**Task goal**
Output all lines exactly.

Data records
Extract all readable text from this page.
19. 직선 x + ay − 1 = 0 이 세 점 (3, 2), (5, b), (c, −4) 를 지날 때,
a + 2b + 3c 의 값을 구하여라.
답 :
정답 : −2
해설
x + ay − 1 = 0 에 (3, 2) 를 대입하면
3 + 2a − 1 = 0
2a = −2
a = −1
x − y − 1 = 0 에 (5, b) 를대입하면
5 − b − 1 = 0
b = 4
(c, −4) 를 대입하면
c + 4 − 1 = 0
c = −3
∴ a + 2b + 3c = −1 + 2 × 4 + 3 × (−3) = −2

**Full response**
Extract all readable text from this page.
19. 직선 x + ay − 1 = 0 이 세 점 (3, 2), (5, b), (c, −4) 를 지날 때,
a + 2b + 3c 의 값을 구하여라.
답 :
정답 : −2
해설
x + ay − 1 = 0 에 (3, 2) 를 대입하면
3 + 2a − 1 = 0
2a = −2
a = −1
x − y − 1 = 0 에 (5, b) 를대입하면
5 − b − 1 = 0
b = 4
(c, −4) 를 대입하면
c + 4 − 1 = 0
c = −3
∴ a + 2b + 3c = −1 + 2 × 4 + 3 × (−3) = −2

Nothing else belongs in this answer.